→ TEXTE FOURNI
+--

C’est la fête de Beau Brummell aujourd’hui! Mais c’tait qui, don lui?

Vous avez sûrement djà entendu son nom, ch’peux pas crère. Moé j’sais, entécas, que la mére à Mononc’Poêle a dit ça, un « Beau Brummell ». Pis Mémère Poêle aussi. Depuis plus que 200 ans, c’t’un synonyme de beauté pis d’élégance masculine, tellement que tout le monde utilisait sa face pis son nom pour annoncer leux produits :

Son vrai nom, c’tait George Bryan Brummell. Le surnom de « Beau », ça allait v’nir plus tard.

Y’est né en 1778, riche, mais pas top riche. Son pére était le secrétaire privé du premier ministre du Royaume-Uni.

Y’a reçu une bonne éducation, en premier à Eton College, pis après à Oxford. À’mort de son pére, le futur Beau avait 16 ans, pis y’a hérité d’un ptit motton. Pas assez pour faire la grosse vie sale pis arcevoir des duchesses dans son salon, mais assez pour s’acheter un poste dans l’régiment parsonnel du prince de Galles. (Parce que c’est d’même que ça marchait dans l’temps – plus t’étais riche, plus tu pouvait t’acheter un gros rang, faique même si t’étais un gros cave, tu pouvais payer pis monter assez haut pour que ton incompétence fasse tuer plein d’monde. D’ailleurs, y’ont aboli c’te système-là en 1871 parce qu’y ont ben vu que c’tait d’la marde.)

Pis l’régiment parsonnel du prince, le futur roi Georges IV, c’tait pas un choix au hasard. Pour se faire ouvrir les portes d’la haute société, not’Beau avait ben l’intention de s’faire armarquer par le prince en misant su sa maudite grand yeule, son sens de l’humour, son charisme pis son style d’enfer. D’ailleurs, c’tait quoi son style, exactement?

Pour vous donner une idée, avant Beau, les hommes s’habillaient de même :

Allez voir Bloshka! C’est une super source pour voir le linge de différentes époques!

Pis là, Beau est arrivé, pis tout l’monde s’est mis à l’copier :

Ça y prenait cinq heures à toué’s matins pour s’arranger pour pas avoir l’air de s’être arrangé. Faut l’faire, pareil. C’est pas pour arien qu’on l’appelle « le pére du dandyisme »!

Mais être un dandy, c’est pas yinque être ben greyé. C’est aussi avoir une astie d’attitude de frais-chié, passer son temps à insulter tout l’monde comme si tu t’en rendais même pas compte pis faire semblant de se crisser de toute. Pis Beau, c’tait l’champion de t’ça.

Toujours est-il que Beau a réussi à rentrer dins p’tits papiers du prince. Le prince le trouvait fascinant pis y pardonnait toute. Beau était tout l’temps en retard, y slaquait su’a job, y se présentait pas aux parades, mais c’tait pas grave. Y faisait c’qu’y voulait.

Quand son régiment est déménagé de Londres à Manchester, y’a préféré s’en aller de l’armée plutôt que d’aller dans une ville « pas d’classe pis pas d’culture ».

+--

→ CONSIGNES ÉCRITES
1/ Traduisez en anglais cette phrase du texte sur Beau Brummell : « Son pére était le secrétaire privé du premier ministre du Royaume-Uni. »
2/ Pour chaque énoncé, indiquez par oui ou par non s'il concorde avec le texte sur Beau Brummell, en citant les mots déterminants du texte.
(a) Brummell est né en 1778.
(b) Après Eton College, Brummell a poursuivi ses études à Cambridge.
(c) Brummell a suivi son régiment lorsque celui-ci a quitté Londres pour Manchester.
3/ Répondez brièvement à partir du texte sur Beau Brummell.
(a) Quel âge avait Brummell à la mort de son père ?
(b) En quelle année le système d'achat des grades militaires a-t-il été aboli ?
(c) Combien de temps fallait-il chaque matin à Brummell pour se préparer ?

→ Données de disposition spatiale
+--

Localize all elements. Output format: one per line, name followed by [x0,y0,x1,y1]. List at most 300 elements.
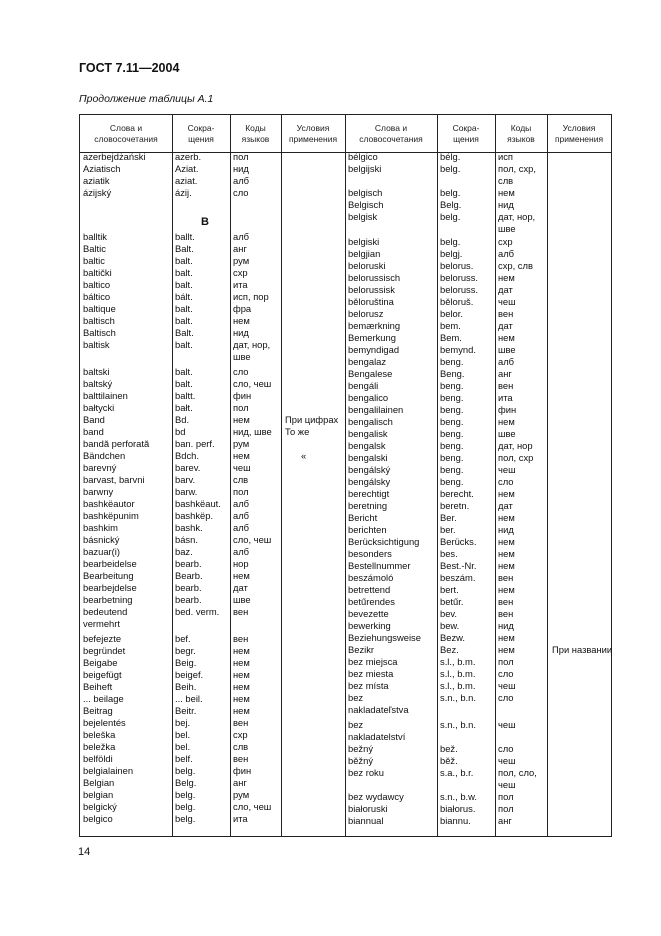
abbr-cell-left: Beitr. [175,705,197,716]
abbr-cell-left: Bearb. [175,570,203,581]
col-divider [345,115,346,836]
code-cell-right: нем [498,536,515,547]
word-cell-right: belgiski [348,236,380,247]
abbr-cell-right: beng. [440,440,464,451]
col-divider [281,115,282,836]
code-cell-right: алб [498,248,515,259]
code-cell-right: дат, нор, [498,211,536,222]
section-letter: B [201,216,209,228]
word-cell-left: balttilainen [83,390,128,401]
word-cell-left: bashkim [83,522,118,533]
abbr-cell-right: beng. [440,404,464,415]
word-cell-right: bez miesta [348,668,394,679]
word-cell-right: nakladatelství [348,731,406,742]
word-cell-right: biannual [348,815,384,826]
condition-cell-left: « [301,450,307,461]
word-cell-right: bengalilainen [348,404,404,415]
abbr-cell-right: beng. [440,416,464,427]
word-cell-right: běloruština [348,296,394,307]
abbr-cell-right: Beng. [440,368,465,379]
code-cell-left: шве [233,351,251,362]
code-cell-left: пол [233,151,249,162]
abbr-cell-left: balt. [175,267,193,278]
word-cell-right: Berücksichtigung [348,536,420,547]
code-cell-right: шве [498,428,516,439]
abbr-cell-left: beigef. [175,669,204,680]
code-cell-right: шве [498,344,516,355]
abbr-cell-left: bej. [175,717,191,728]
abbr-cell-right: Berücks. [440,536,477,547]
code-cell-left: сло, чеш [233,534,272,545]
code-cell-right: нид [498,524,514,535]
code-cell-right: ита [498,392,513,403]
word-cell-right: bélgico [348,151,378,162]
abbr-cell-left: bd [175,426,186,437]
abbr-cell-left: aziat. [175,175,198,186]
code-cell-left: алб [233,498,250,509]
code-cell-left: нем [233,693,250,704]
word-cell-left: Baltisch [83,327,116,338]
code-cell-left: ита [233,279,248,290]
abbr-cell-left: baltt. [175,390,196,401]
code-cell-left: нем [233,681,250,692]
abbr-cell-right: Best.-Nr. [440,560,477,571]
code-cell-right: фин [498,404,517,415]
code-cell-left: нид, шве [233,426,272,437]
abbr-cell-right: beng. [440,452,464,463]
word-cell-left: ázijský [83,187,112,198]
word-cell-left: beležka [83,741,116,752]
word-cell-left: Bearbeitung [83,570,134,581]
word-cell-left: belföldi [83,753,113,764]
word-cell-right: belgjian [348,248,381,259]
header-abbr-right: Сокра- щения [452,122,480,144]
code-cell-right: дат [498,500,513,511]
abbr-cell-left: bef. [175,633,191,644]
abbr-cell-left: belg. [175,801,196,812]
abbr-cell-right: s.a., b.r. [440,767,474,778]
word-cell-left: Belgian [83,777,115,788]
word-cell-right: Bericht [348,512,378,523]
word-cell-right: bengalico [348,392,389,403]
abbr-cell-left: ban. perf. [175,438,215,449]
code-cell-left: вен [233,606,249,617]
abbr-cell-right: beretn. [440,500,470,511]
page-number: 14 [78,846,91,858]
code-cell-left: рум [233,255,250,266]
code-cell-right: вен [498,572,514,583]
word-cell-right: belorussisch [348,272,401,283]
word-cell-right: beszámoló [348,572,394,583]
abbr-cell-left: bearb. [175,558,202,569]
code-cell-right: чеш [498,755,516,766]
abbr-cell-right: ber. [440,524,456,535]
condition-cell-right: При названии [552,644,613,655]
abbr-cell-right: Belg. [440,199,462,210]
code-cell-left: нем [233,705,250,716]
abbr-cell-right: betűr. [440,596,464,607]
word-cell-right: Beziehungsweise [348,632,421,643]
abbr-cell-right: s.n., b.n. [440,692,476,703]
code-cell-left: исп, пор [233,291,269,302]
abbr-cell-right: bes. [440,548,458,559]
word-cell-right: bengalaz [348,356,387,367]
code-cell-right: нем [498,512,515,523]
abbr-cell-right: beloruss. [440,284,479,295]
word-cell-right: beretning [348,500,388,511]
word-cell-left: belgian [83,789,114,800]
word-cell-left: belgický [83,801,117,812]
abbr-cell-left: bearb. [175,594,202,605]
code-cell-right: сло [498,668,514,679]
abbr-cell-right: Bez. [440,644,459,655]
word-cell-right: belgijski [348,163,382,174]
word-cell-left: Band [83,414,105,425]
word-cell-right: bez [348,719,364,730]
code-cell-left: нем [233,669,250,680]
abbr-cell-right: bem. [440,320,461,331]
abbr-cell-right: bev. [440,608,458,619]
abbr-cell-left: belg. [175,765,196,776]
code-cell-right: сло [498,743,514,754]
code-cell-right: схр [498,236,513,247]
word-cell-left: baltico [83,279,111,290]
abbr-cell-left: bałt. [175,402,193,413]
word-cell-left: bandă perforată [83,438,150,449]
code-cell-left: алб [233,510,250,521]
abbr-cell-left: balt. [175,255,193,266]
abbr-cell-left: bearb. [175,582,202,593]
condition-cell-left: При цифрах [285,414,339,425]
code-cell-left: анг [233,243,247,254]
word-cell-right: belorussisk [348,284,395,295]
code-cell-left: нид [233,163,249,174]
abbr-cell-right: beloruss. [440,272,479,283]
code-cell-right: нем [498,187,515,198]
word-cell-left: Baltic [83,243,106,254]
abbr-cell-right: berecht. [440,488,474,499]
code-cell-left: вен [233,633,249,644]
abbr-cell-left: belf. [175,753,193,764]
code-cell-left: пол [233,486,249,497]
code-cell-right: алб [498,356,515,367]
col-divider [495,115,496,836]
code-cell-right: нем [498,584,515,595]
code-cell-right: пол [498,656,514,667]
word-cell-left: baltisk [83,339,110,350]
code-cell-right: пол [498,791,514,802]
word-cell-right: bengalski [348,452,388,463]
code-cell-right: анг [498,368,512,379]
abbr-cell-right: Bem. [440,332,462,343]
code-cell-right: нид [498,199,514,210]
word-cell-left: Beiheft [83,681,113,692]
abbr-cell-left: bel. [175,729,191,740]
abbr-cell-left: barev. [175,462,201,473]
abbr-cell-left: barw. [175,486,198,497]
code-cell-left: алб [233,231,250,242]
word-cell-left: beleška [83,729,116,740]
word-cell-right: bevezette [348,608,389,619]
code-cell-left: вен [233,717,249,728]
word-cell-right: Bestellnummer [348,560,411,571]
code-cell-right: нем [498,488,515,499]
code-cell-right: чеш [498,464,516,475]
code-cell-left: дат [233,582,248,593]
abbr-cell-left: bashk. [175,522,203,533]
word-cell-right: betrettend [348,584,391,595]
code-cell-left: нем [233,657,250,668]
word-cell-right: belorusz [348,308,384,319]
word-cell-right: bengalisch [348,416,393,427]
code-cell-right: нем [498,560,515,571]
word-cell-left: aziatik [83,175,110,186]
abbr-cell-right: bež. [440,743,458,754]
abbr-cell-right: s.n., b.w. [440,791,477,802]
code-cell-left: нем [233,315,250,326]
code-cell-right: шве [498,223,516,234]
abbr-cell-left: barv. [175,474,196,485]
abbr-cell-left: belg. [175,813,196,824]
word-cell-right: nakladateľstva [348,704,409,715]
word-cell-left: vermehrt [83,618,120,629]
code-cell-right: дат [498,284,513,295]
code-cell-right: вен [498,608,514,619]
code-cell-left: слв [233,474,249,485]
abbr-cell-left: Balt. [175,327,194,338]
word-cell-right: Bemerkung [348,332,396,343]
abbr-cell-left: balt. [175,366,193,377]
abbr-cell-right: biannu. [440,815,471,826]
word-cell-right: bemærkning [348,320,401,331]
word-cell-left: bejelentés [83,717,126,728]
code-cell-left: нор [233,558,249,569]
code-cell-right: сло [498,692,514,703]
word-cell-left: baltički [83,267,112,278]
word-cell-left: bałtycki [83,402,115,413]
code-cell-right: сло [498,476,514,487]
header-codes-right: Коды языков [507,122,535,144]
word-cell-left: befejezte [83,633,122,644]
code-cell-right: нем [498,644,515,655]
code-cell-left: нем [233,645,250,656]
table-caption: Продолжение таблицы А.1 [79,93,214,105]
abbr-cell-left: balt. [175,303,193,314]
abbr-cell-left: básn. [175,534,198,545]
word-cell-left: belgialainen [83,765,134,776]
code-cell-left: нем [233,570,250,581]
abbr-cell-right: belg. [440,163,461,174]
abbr-cell-left: Bd. [175,414,190,425]
abbr-cell-right: belorus. [440,260,474,271]
abbr-cell-right: bemynd. [440,344,476,355]
word-cell-right: bežný [348,743,374,754]
col-divider [172,115,173,836]
abbr-cell-right: belg. [440,187,461,198]
word-cell-right: Belgisch [348,199,384,210]
abbr-cell-left: Beih. [175,681,197,692]
abbr-cell-right: belg. [440,211,461,222]
word-cell-right: bez miejsca [348,656,398,667]
code-cell-right: нид [498,620,514,631]
code-cell-left: нид [233,327,249,338]
code-cell-right: пол [498,803,514,814]
code-cell-right: вен [498,380,514,391]
word-cell-right: bez roku [348,767,384,778]
header-codes-left: Коды языков [241,122,270,144]
word-cell-right: belgisk [348,211,378,222]
code-cell-left: рум [233,438,250,449]
abbr-cell-right: beng. [440,476,464,487]
code-cell-right: чеш [498,680,516,691]
code-cell-left: фра [233,303,252,314]
word-cell-right: bemyndigad [348,344,400,355]
word-cell-left: azerbejdżański [83,151,146,162]
abbr-cell-right: bélg. [440,151,461,162]
word-cell-left: beigefügt [83,669,122,680]
abbr-cell-left: bed. verm. [175,606,220,617]
word-cell-right: Bezikr [348,644,375,655]
word-cell-right: Bengalese [348,368,393,379]
abbr-cell-right: beng. [440,428,464,439]
code-cell-right: чеш [498,296,516,307]
header-cond-right: Условия применения [554,122,604,144]
abbr-cell-right: beng. [440,464,464,475]
code-cell-left: схр [233,267,248,278]
header-cond-left: Условия применения [288,122,338,144]
word-cell-right: bez wydawcy [348,791,404,802]
word-cell-left: band [83,426,104,437]
abbr-cell-left: Aziat. [175,163,199,174]
abbr-cell-left: ázij. [175,187,192,198]
abbr-cell-left: bashkëp. [175,510,214,521]
code-cell-left: схр [233,729,248,740]
abbr-cell-left: belg. [175,789,196,800]
word-cell-right: betűrendes [348,596,395,607]
word-cell-right: besonders [348,548,392,559]
word-cell-left: baltski [83,366,110,377]
abbr-cell-right: Ber. [440,512,457,523]
abbr-cell-right: beng. [440,392,464,403]
header-words-right: Слова и словосочетания [359,122,423,144]
abbr-cell-right: běž. [440,755,458,766]
code-cell-left: анг [233,777,247,788]
word-cell-left: básnický [83,534,120,545]
code-cell-left: дат, нор, [233,339,271,350]
code-cell-left: нем [233,414,250,425]
word-cell-right: berichten [348,524,387,535]
abbr-cell-left: ... beil. [175,693,203,704]
code-cell-right: пол, сло, [498,767,537,778]
word-cell-right: berechtigt [348,488,390,499]
abbr-cell-left: Belg. [175,777,197,788]
word-cell-left: bazuar(i) [83,546,120,557]
abbr-cell-left: begr. [175,645,196,656]
code-cell-right: схр, слв [498,260,533,271]
code-cell-left: пол [233,402,249,413]
code-cell-left: вен [233,753,249,764]
word-cell-left: baltisch [83,315,115,326]
code-cell-right: нем [498,632,515,643]
code-cell-left: рум [233,789,250,800]
word-cell-left: Bändchen [83,450,126,461]
abbr-cell-left: balt. [175,339,193,350]
abbr-cell-right: bew. [440,620,460,631]
abbr-cell-left: bashkëaut. [175,498,221,509]
word-cell-right: belgisch [348,187,383,198]
abbr-cell-left: balt. [175,378,193,389]
word-cell-left: baltique [83,303,116,314]
code-cell-left: сло, чеш [233,378,272,389]
word-cell-left: balltik [83,231,107,242]
code-cell-left: чеш [233,462,251,473]
code-cell-right: нем [498,332,515,343]
col-divider [547,115,548,836]
abbr-cell-right: bert. [440,584,459,595]
code-cell-left: сло [233,366,249,377]
word-cell-left: Beigabe [83,657,118,668]
word-cell-right: bengalisk [348,428,388,439]
code-cell-right: нем [498,548,515,559]
abbr-cell-left: bált. [175,291,193,302]
abbr-cell-right: běloruš. [440,296,474,307]
abbr-cell-left: ballt. [175,231,195,242]
code-cell-right: вен [498,308,514,319]
abbr-cell-right: beszám. [440,572,476,583]
word-cell-right: běžný [348,755,374,766]
code-cell-right: анг [498,815,512,826]
code-cell-left: нем [233,450,250,461]
word-cell-right: bengálský [348,464,391,475]
code-cell-left: ита [233,813,248,824]
abbr-cell-right: belgj. [440,248,463,259]
abbr-cell-left: Balt. [175,243,194,254]
word-cell-left: belgico [83,813,113,824]
word-cell-right: bengálsky [348,476,391,487]
word-cell-left: barvast, barvni [83,474,145,485]
abbr-cell-right: belg. [440,236,461,247]
abbr-cell-right: s.l., b.m. [440,680,476,691]
col-divider [437,115,438,836]
code-cell-right: дат [498,320,513,331]
abbr-cell-right: s.n., b.n. [440,719,476,730]
code-cell-left: фин [233,390,252,401]
abbr-cell-right: białorus. [440,803,476,814]
code-cell-left: сло, чеш [233,801,272,812]
word-cell-left: barevný [83,462,117,473]
code-cell-right: чеш [498,719,516,730]
code-cell-left: алб [233,546,250,557]
code-cell-right: пол, схр, [498,163,536,174]
word-cell-left: ... beilage [83,693,124,704]
word-cell-left: begründet [83,645,126,656]
word-cell-left: Beitrag [83,705,113,716]
code-cell-right: исп [498,151,514,162]
word-cell-left: Aziatisch [83,163,121,174]
abbr-cell-left: balt. [175,315,193,326]
word-cell-right: białoruski [348,803,388,814]
word-cell-right: bewerking [348,620,391,631]
condition-cell-left: То же [285,426,310,437]
abbr-cell-right: s.l., b.m. [440,656,476,667]
code-cell-right: дат, нор [498,440,533,451]
page-header: ГОСТ 7.11—2004 [79,61,180,75]
word-cell-right: bez [348,692,364,703]
code-cell-left: слв [233,741,249,752]
col-divider [230,115,231,836]
word-cell-left: bedeutend [83,606,128,617]
abbr-cell-left: azerb. [175,151,202,162]
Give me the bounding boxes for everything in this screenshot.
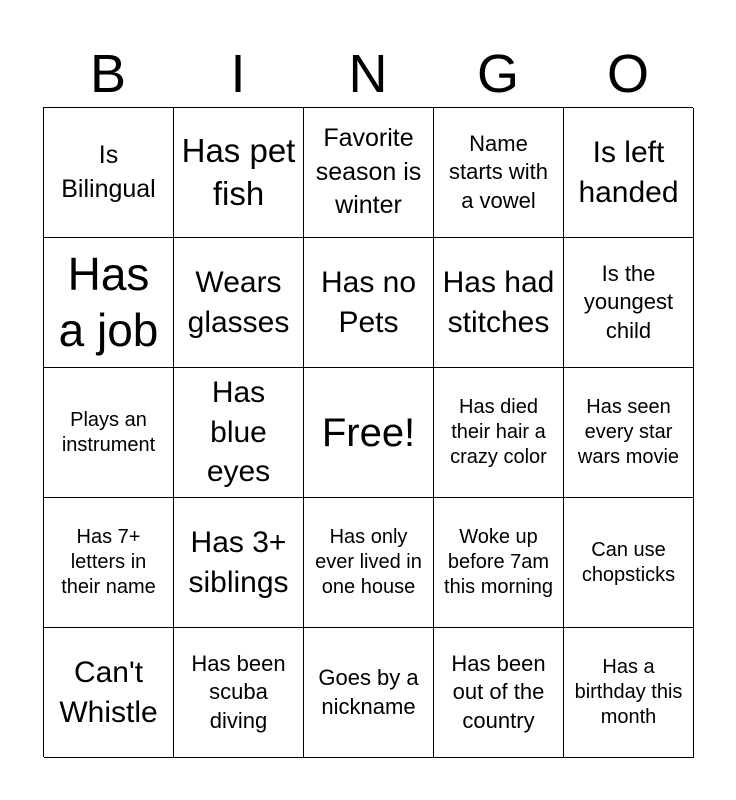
bingo-cell[interactable] [564, 628, 694, 758]
bingo-header [43, 40, 693, 108]
cell-label: Can't Whistle [59, 655, 158, 729]
bingo-cell free-space[interactable] [304, 368, 434, 498]
cell-label: Has been out of the country [451, 650, 546, 733]
bingo-cell[interactable] [174, 628, 304, 758]
cell-label: Has no Pets [320, 265, 417, 339]
cell-label: Woke up before 7am this morning [444, 526, 553, 598]
header-letter-o: O [606, 44, 649, 104]
bingo-cell[interactable] [434, 368, 564, 498]
bingo-cell[interactable] [174, 498, 304, 628]
header-letter-b: B [89, 44, 127, 104]
header-letter-n: N [348, 44, 388, 104]
bingo-cell[interactable] [44, 238, 174, 368]
bingo-cell[interactable] [44, 108, 174, 238]
cell-label: Wears glasses [187, 265, 290, 339]
cell-label: Name starts with a vowel [448, 130, 549, 213]
bingo-cell[interactable] [434, 498, 564, 628]
cell-label: Has 3+ siblings [188, 525, 289, 599]
bingo-cell[interactable] [44, 498, 174, 628]
bingo-board [43, 107, 693, 757]
bingo-cell[interactable] [174, 108, 304, 238]
cell-label: Is left handed [578, 135, 679, 209]
bingo-cell[interactable] [304, 498, 434, 628]
cell-label: Has pet fish [181, 131, 296, 212]
cell-label: Has a job [58, 248, 159, 356]
bingo-cell[interactable] [304, 108, 434, 238]
bingo-cell[interactable] [44, 368, 174, 498]
bingo-cell[interactable] [304, 628, 434, 758]
cell-label: Has blue eyes [206, 376, 271, 489]
header-letter-g: G [476, 44, 519, 104]
cell-label: Goes by a nickname [318, 664, 419, 719]
cell-label: Is Bilingual [61, 140, 156, 203]
bingo-cell[interactable] [304, 238, 434, 368]
cell-label: Can use chopsticks [581, 538, 676, 586]
cell-label: Has had stitches [442, 265, 555, 339]
bingo-cell[interactable] [174, 238, 304, 368]
cell-label: Has seen every star wars movie [577, 396, 680, 468]
bingo-cell[interactable] [564, 368, 694, 498]
bingo-cell[interactable] [44, 628, 174, 758]
cell-label: Has only ever lived in one house [315, 526, 422, 598]
cell-label: Has been scuba diving [191, 650, 286, 733]
bingo-cell[interactable] [434, 108, 564, 238]
cell-label: Has 7+ letters in their name [61, 526, 156, 598]
bingo-cell[interactable] [174, 368, 304, 498]
cell-label: Plays an instrument [61, 408, 156, 456]
bingo-cell[interactable] [434, 238, 564, 368]
header-letter-i: I [230, 44, 246, 104]
cell-label: Has a birthday this month [574, 656, 683, 728]
cell-label: Has died their hair a crazy color [450, 396, 547, 468]
cell-label: Favorite season is winter [315, 123, 422, 220]
cell-label: Is the youngest child [583, 260, 674, 343]
bingo-cell[interactable] [434, 628, 564, 758]
bingo-cell[interactable] [564, 238, 694, 368]
bingo-cell[interactable] [564, 498, 694, 628]
bingo-cell[interactable] [564, 108, 694, 238]
free-space-label: Free! [321, 410, 416, 455]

+--

→ RÉPONSES
1/ His father was the private secretary to the Prime Minister of the United Kingdom.

2/
(a) Oui : « Y’est né en 1778 »
(b) Non : « en premier à Eton College, pis après à Oxford »
(c) Non : « y’a préféré s’en aller de l’armée »

3/
(a) 16 ans
(b) En 1871
(c) Cinq heures